__Given task__. Give the number of lines in this listing that contain the word "määräyksestä", and nothing else.

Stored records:
## Start

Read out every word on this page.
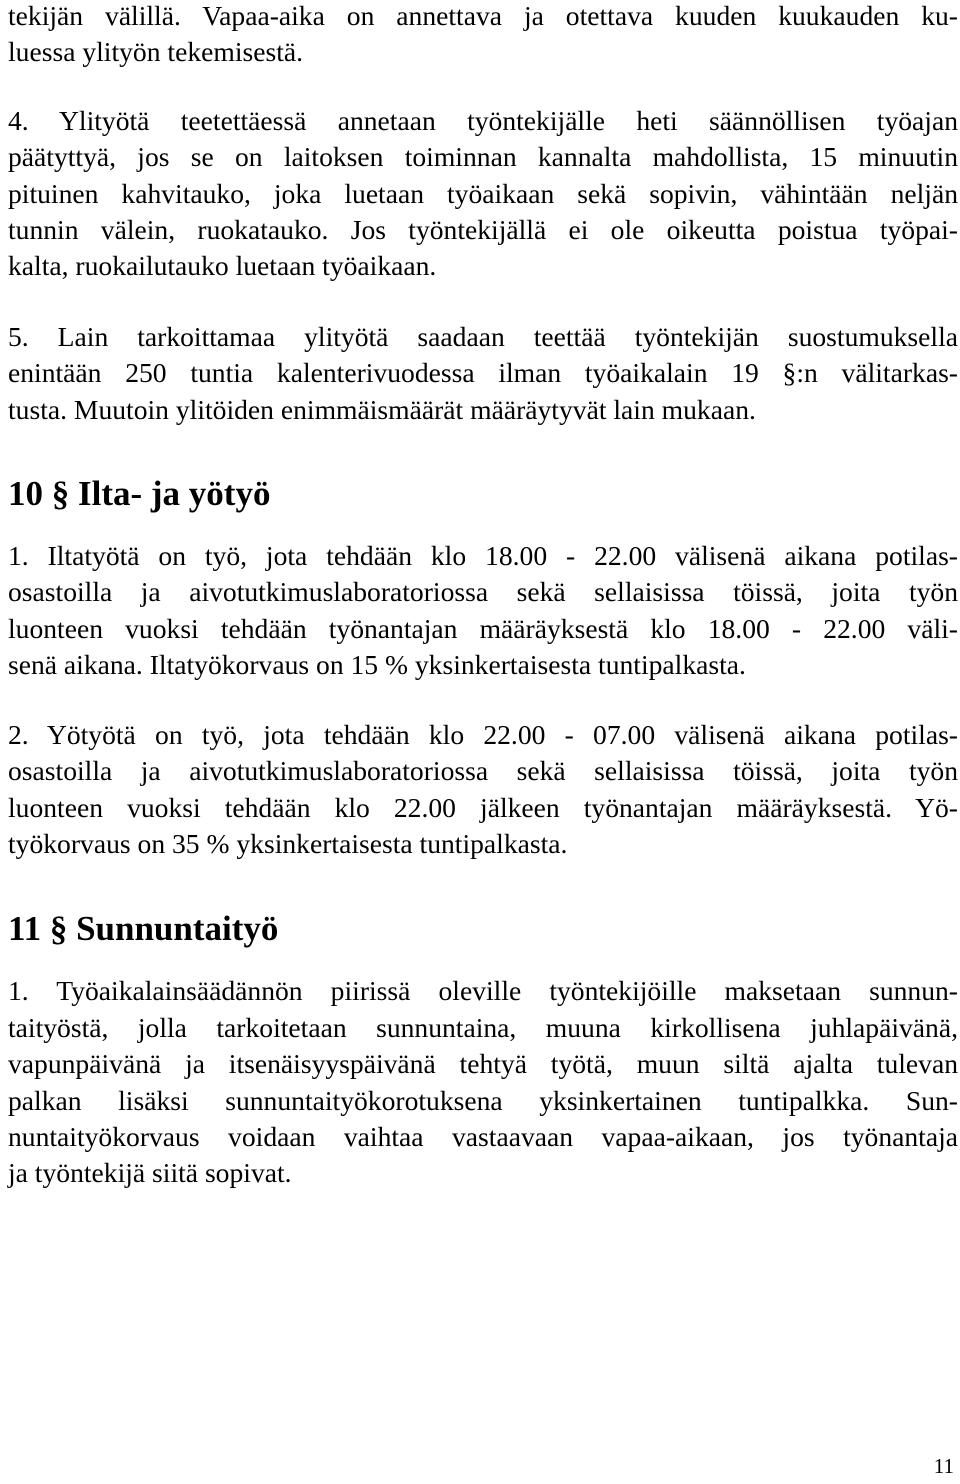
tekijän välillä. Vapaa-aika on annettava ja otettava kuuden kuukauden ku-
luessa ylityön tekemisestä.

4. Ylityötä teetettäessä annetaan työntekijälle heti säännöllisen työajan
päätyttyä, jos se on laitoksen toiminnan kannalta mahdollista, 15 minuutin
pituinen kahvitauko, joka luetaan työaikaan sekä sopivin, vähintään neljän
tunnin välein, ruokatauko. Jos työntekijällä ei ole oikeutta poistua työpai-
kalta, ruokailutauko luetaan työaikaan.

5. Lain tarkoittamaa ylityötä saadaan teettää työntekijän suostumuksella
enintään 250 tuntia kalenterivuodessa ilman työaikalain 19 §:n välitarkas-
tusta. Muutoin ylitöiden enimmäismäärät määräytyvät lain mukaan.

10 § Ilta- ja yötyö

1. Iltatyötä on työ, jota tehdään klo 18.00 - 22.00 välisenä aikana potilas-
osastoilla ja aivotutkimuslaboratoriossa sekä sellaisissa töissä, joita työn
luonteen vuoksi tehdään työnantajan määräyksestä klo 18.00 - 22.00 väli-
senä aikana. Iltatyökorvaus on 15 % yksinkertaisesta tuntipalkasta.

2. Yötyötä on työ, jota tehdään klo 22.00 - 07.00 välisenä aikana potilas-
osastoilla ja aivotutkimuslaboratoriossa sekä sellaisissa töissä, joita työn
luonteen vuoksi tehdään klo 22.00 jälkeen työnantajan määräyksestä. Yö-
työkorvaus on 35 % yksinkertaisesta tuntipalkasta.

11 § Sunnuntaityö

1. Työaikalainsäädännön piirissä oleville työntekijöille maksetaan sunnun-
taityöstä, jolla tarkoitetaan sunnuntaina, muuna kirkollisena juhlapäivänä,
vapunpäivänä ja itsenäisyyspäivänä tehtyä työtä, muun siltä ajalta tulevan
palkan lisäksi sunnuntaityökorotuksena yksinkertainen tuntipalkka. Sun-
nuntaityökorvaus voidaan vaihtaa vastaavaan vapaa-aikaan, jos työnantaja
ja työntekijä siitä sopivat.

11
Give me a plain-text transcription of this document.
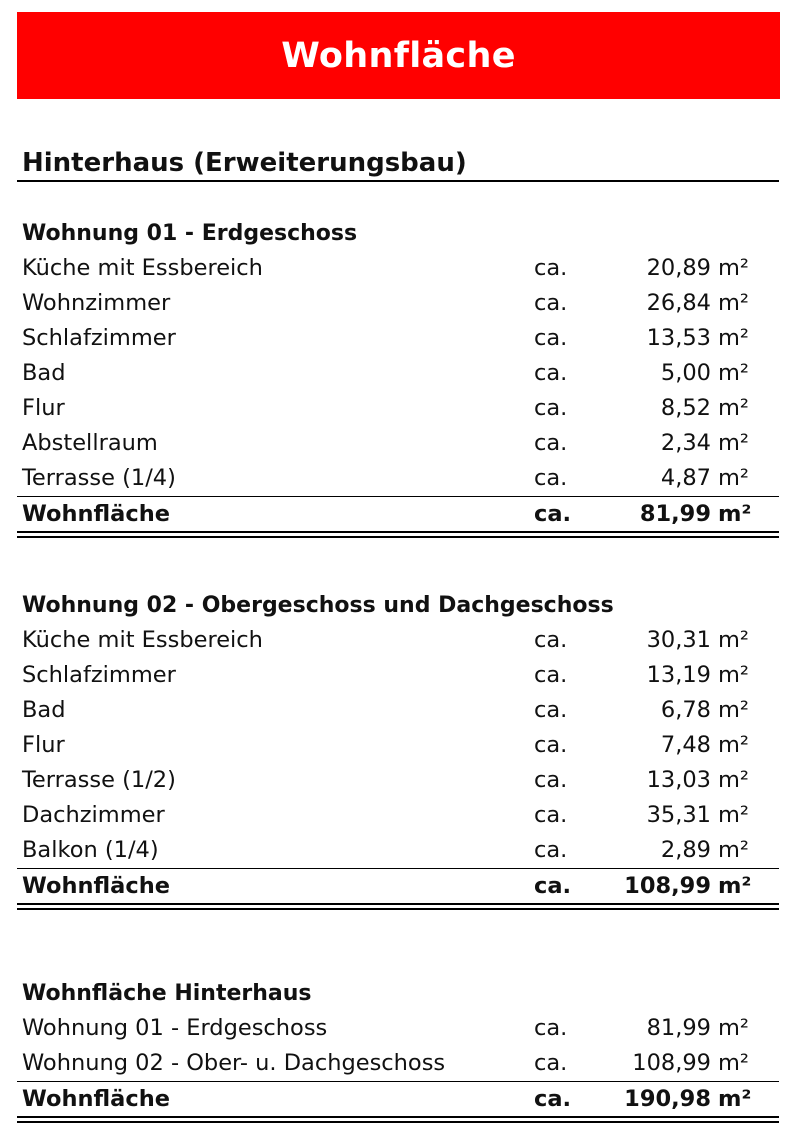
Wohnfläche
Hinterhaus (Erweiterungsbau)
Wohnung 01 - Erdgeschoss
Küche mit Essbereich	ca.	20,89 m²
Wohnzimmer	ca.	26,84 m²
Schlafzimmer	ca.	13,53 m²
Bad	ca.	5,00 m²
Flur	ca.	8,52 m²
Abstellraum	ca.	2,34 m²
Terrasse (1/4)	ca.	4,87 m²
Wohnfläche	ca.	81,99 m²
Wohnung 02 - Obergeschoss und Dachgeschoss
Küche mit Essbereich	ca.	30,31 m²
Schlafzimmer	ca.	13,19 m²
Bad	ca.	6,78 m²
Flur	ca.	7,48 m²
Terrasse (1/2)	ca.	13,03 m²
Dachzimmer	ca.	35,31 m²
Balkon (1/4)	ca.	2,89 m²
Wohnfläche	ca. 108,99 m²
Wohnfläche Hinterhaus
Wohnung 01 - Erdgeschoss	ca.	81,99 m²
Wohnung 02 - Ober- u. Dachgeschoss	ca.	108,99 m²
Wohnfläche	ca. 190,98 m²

## End

__Task solution__. 2